> [STATED PROBLEM]: Repeat every entry word for word, skipping the pictures.

> [WORKING DATA]:
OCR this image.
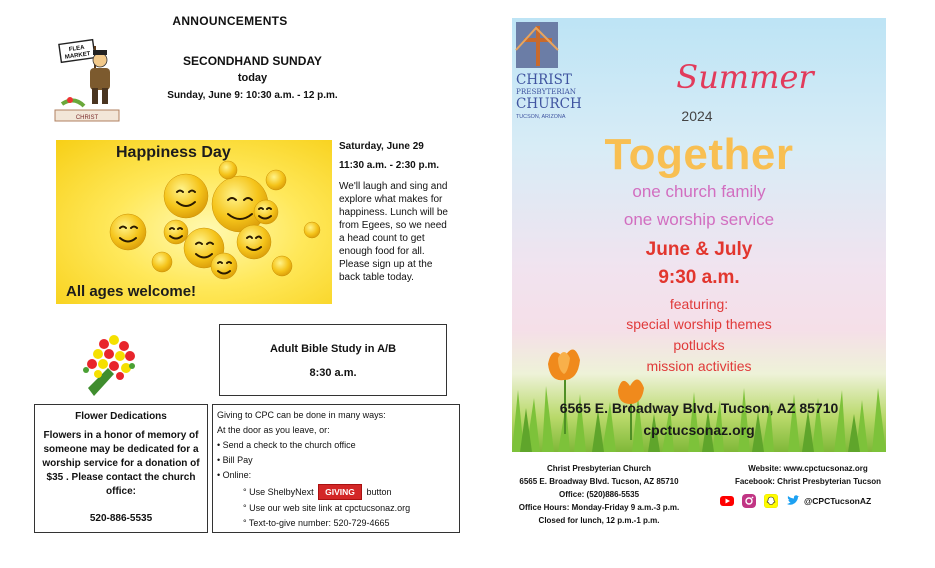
ANNOUNCEMENTS
CHRIST
FLEA
MARKET	SECONDHAND SUNDAY
today
Sunday, June 9: 10:30 a.m. - 12 p.m.
Happiness Day
All ages welcome!
Saturday, June 29
11:30 a.m. - 2:30 p.m.
We'll laugh and sing and explore what makes for happiness. Lunch will be from Egees, so we need a head count to get enough food for all. Please sign up at the back table today.
Adult Bible Study in A/B
8:30 a.m.
Flower Dedications
Flowers in a honor of memory of someone may be dedicated for a worship service for a donation of $35 . Please contact the church office:
520-886-5535
Giving to CPC can be done in many ways:
At the door as you leave, or:
• Send a check to the church office
• Bill Pay
• Online:
° Use ShelbyNext GIVING button
° Use our web site link at cpctucsonaz.org
° Text-to-give number: 520-729-4665
CHRIST
PRESBYTERIAN
CHURCH
TUCSON, ARIZONA
Summer
2024
Together
one church family
one worship service
June & July
9:30 a.m.
featuring:
special worship themes
potlucks
mission activities
6565 E. Broadway Blvd. Tucson, AZ 85710
cpctucsonaz.org
Christ Presbyterian Church
6565 E. Broadway Blvd. Tucson, AZ 85710
Office: (520)886-5535
Office Hours: Monday-Friday 9 a.m.-3 p.m.
Closed for lunch, 12 p.m.-1 p.m.
Website: www.cpctucsonaz.org
Facebook: Christ Presbyterian Tucson
@CPCTucsonAZ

> [SOLUTION TO THE PROBLEM]:
OCR this image.
ANNOUNCEMENTS
CHRIST
FLEA
MARKET	SECONDHAND SUNDAY
today
Sunday, June 9: 10:30 a.m. - 12 p.m.
Happiness Day
All ages welcome!
Saturday, June 29
11:30 a.m. - 2:30 p.m.
We'll laugh and sing and explore what makes for happiness. Lunch will be from Egees, so we need a head count to get enough food for all. Please sign up at the back table today.
Adult Bible Study in A/B
8:30 a.m.
Flower Dedications
Flowers in a honor of memory of someone may be dedicated for a worship service for a donation of $35 . Please contact the church office:
520-886-5535
Giving to CPC can be done in many ways:
At the door as you leave, or:
• Send a check to the church office
• Bill Pay
• Online:
° Use ShelbyNext GIVING button
° Use our web site link at cpctucsonaz.org
° Text-to-give number: 520-729-4665
CHRIST
PRESBYTERIAN
CHURCH
TUCSON, ARIZONA
Summer
2024
Together
one church family
one worship service
June & July
9:30 a.m.
featuring:
special worship themes
potlucks
mission activities
6565 E. Broadway Blvd. Tucson, AZ 85710
cpctucsonaz.org
Christ Presbyterian Church
6565 E. Broadway Blvd. Tucson, AZ 85710
Office: (520)886-5535
Office Hours: Monday-Friday 9 a.m.-3 p.m.
Closed for lunch, 12 p.m.-1 p.m.
Website: www.cpctucsonaz.org
Facebook: Christ Presbyterian Tucson
@CPCTucsonAZ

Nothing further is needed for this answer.